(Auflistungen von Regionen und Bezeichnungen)
*****

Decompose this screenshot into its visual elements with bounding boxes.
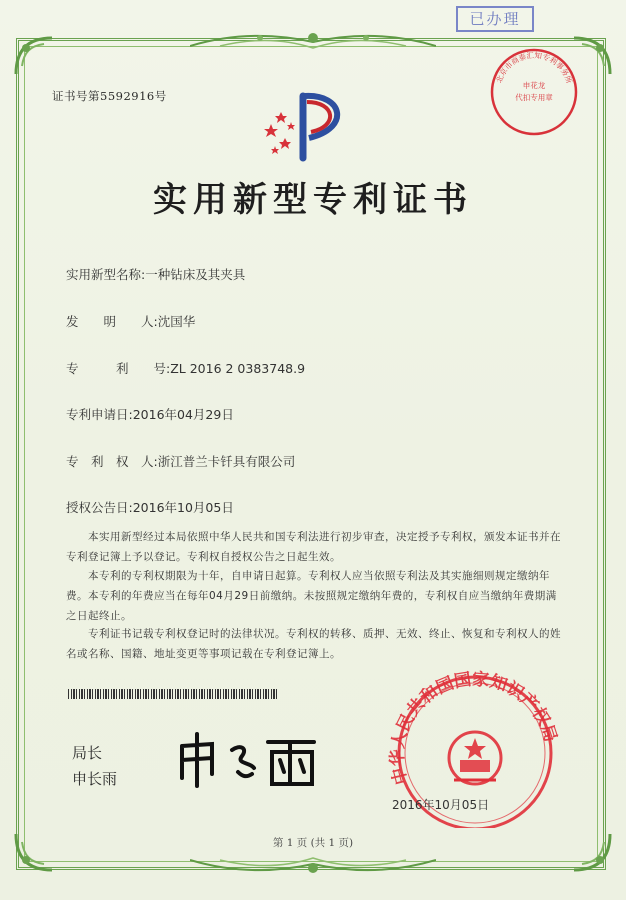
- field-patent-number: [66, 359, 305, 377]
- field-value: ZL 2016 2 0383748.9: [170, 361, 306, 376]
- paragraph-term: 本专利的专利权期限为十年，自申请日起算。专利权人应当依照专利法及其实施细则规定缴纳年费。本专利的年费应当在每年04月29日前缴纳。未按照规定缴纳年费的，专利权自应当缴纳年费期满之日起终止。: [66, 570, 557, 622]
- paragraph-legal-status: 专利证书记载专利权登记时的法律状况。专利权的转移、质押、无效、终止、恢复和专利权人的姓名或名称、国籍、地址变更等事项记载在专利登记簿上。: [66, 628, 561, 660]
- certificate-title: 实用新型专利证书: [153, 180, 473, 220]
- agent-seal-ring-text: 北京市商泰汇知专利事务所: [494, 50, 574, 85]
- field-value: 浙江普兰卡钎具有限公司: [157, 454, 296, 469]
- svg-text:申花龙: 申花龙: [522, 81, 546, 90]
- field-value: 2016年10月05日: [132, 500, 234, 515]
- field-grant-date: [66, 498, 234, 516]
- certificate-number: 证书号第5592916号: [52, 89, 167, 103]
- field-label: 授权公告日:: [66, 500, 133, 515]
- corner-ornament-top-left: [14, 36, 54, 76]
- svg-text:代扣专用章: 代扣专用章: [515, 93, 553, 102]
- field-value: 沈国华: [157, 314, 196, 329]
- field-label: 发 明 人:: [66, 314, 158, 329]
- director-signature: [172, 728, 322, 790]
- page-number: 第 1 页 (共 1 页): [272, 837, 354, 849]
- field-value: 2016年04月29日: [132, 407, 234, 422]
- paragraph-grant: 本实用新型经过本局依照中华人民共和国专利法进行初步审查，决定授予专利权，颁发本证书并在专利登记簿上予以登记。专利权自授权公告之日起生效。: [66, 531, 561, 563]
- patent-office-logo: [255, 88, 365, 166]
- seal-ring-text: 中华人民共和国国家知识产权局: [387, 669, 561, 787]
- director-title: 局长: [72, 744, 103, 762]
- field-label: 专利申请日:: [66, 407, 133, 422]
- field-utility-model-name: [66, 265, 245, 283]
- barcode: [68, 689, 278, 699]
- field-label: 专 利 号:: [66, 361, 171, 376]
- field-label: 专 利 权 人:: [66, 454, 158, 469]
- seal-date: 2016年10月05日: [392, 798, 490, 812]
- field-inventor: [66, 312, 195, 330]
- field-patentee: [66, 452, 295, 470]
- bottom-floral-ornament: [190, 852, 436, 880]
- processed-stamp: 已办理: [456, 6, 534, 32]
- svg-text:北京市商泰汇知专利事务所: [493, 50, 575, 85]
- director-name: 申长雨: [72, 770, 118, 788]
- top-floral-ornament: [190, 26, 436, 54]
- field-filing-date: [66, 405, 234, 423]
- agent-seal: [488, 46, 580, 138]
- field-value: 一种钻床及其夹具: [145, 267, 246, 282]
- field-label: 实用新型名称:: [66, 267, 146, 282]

*****

Schreibe sämtliche Zeilen oben unverändert ab und lass das Bild dabei weg.

Lösung der Aufgabe:
Decompose this screenshot into its visual elements with bounding boxes.
- field-patent-number: [66, 359, 305, 377]
- field-value: ZL 2016 2 0383748.9: [170, 361, 306, 376]
- paragraph-term: 本专利的专利权期限为十年，自申请日起算。专利权人应当依照专利法及其实施细则规定缴纳年费。本专利的年费应当在每年04月29日前缴纳。未按照规定缴纳年费的，专利权自应当缴纳年费期满之日起终止。: [66, 570, 557, 622]
- paragraph-legal-status: 专利证书记载专利权登记时的法律状况。专利权的转移、质押、无效、终止、恢复和专利权人的姓名或名称、国籍、地址变更等事项记载在专利登记簿上。: [66, 628, 561, 660]
- certificate-title: 实用新型专利证书: [153, 180, 473, 220]
- agent-seal-ring-text: 北京市商泰汇知专利事务所: [494, 50, 574, 85]
- field-value: 浙江普兰卡钎具有限公司: [157, 454, 296, 469]
- svg-text:申花龙: 申花龙: [522, 81, 546, 90]
- field-value: 2016年10月05日: [132, 500, 234, 515]
- field-grant-date: [66, 498, 234, 516]
- certificate-number: 证书号第5592916号: [52, 89, 167, 103]
- field-label: 授权公告日:: [66, 500, 133, 515]
- corner-ornament-top-left: [14, 36, 54, 76]
- svg-text:代扣专用章: 代扣专用章: [515, 93, 553, 102]
- field-value: 沈国华: [157, 314, 196, 329]
- field-label: 发 明 人:: [66, 314, 158, 329]
- director-signature: [172, 728, 322, 790]
- page-number: 第 1 页 (共 1 页): [272, 837, 354, 849]
- field-value: 2016年04月29日: [132, 407, 234, 422]
- paragraph-grant: 本实用新型经过本局依照中华人民共和国专利法进行初步审查，决定授予专利权，颁发本证书并在专利登记簿上予以登记。专利权自授权公告之日起生效。: [66, 531, 561, 563]
- patent-office-logo: [255, 88, 365, 166]
- seal-ring-text: 中华人民共和国国家知识产权局: [387, 669, 561, 787]
- director-title: 局长: [72, 744, 103, 762]
- field-label: 专利申请日:: [66, 407, 133, 422]
- field-utility-model-name: [66, 265, 245, 283]
- barcode: [68, 689, 278, 699]
- field-label: 专 利 号:: [66, 361, 171, 376]
- field-label: 专 利 权 人:: [66, 454, 158, 469]
- seal-date: 2016年10月05日: [392, 798, 490, 812]
- field-inventor: [66, 312, 195, 330]
- field-patentee: [66, 452, 295, 470]
- bottom-floral-ornament: [190, 852, 436, 880]
- processed-stamp: 已办理: [456, 6, 534, 32]
- svg-text:北京市商泰汇知专利事务所: [493, 50, 575, 85]
- director-name: 申长雨: [72, 770, 118, 788]
- top-floral-ornament: [190, 26, 436, 54]
- field-filing-date: [66, 405, 234, 423]
- agent-seal: [488, 46, 580, 138]
- field-value: 一种钻床及其夹具: [145, 267, 246, 282]
- field-label: 实用新型名称:: [66, 267, 146, 282]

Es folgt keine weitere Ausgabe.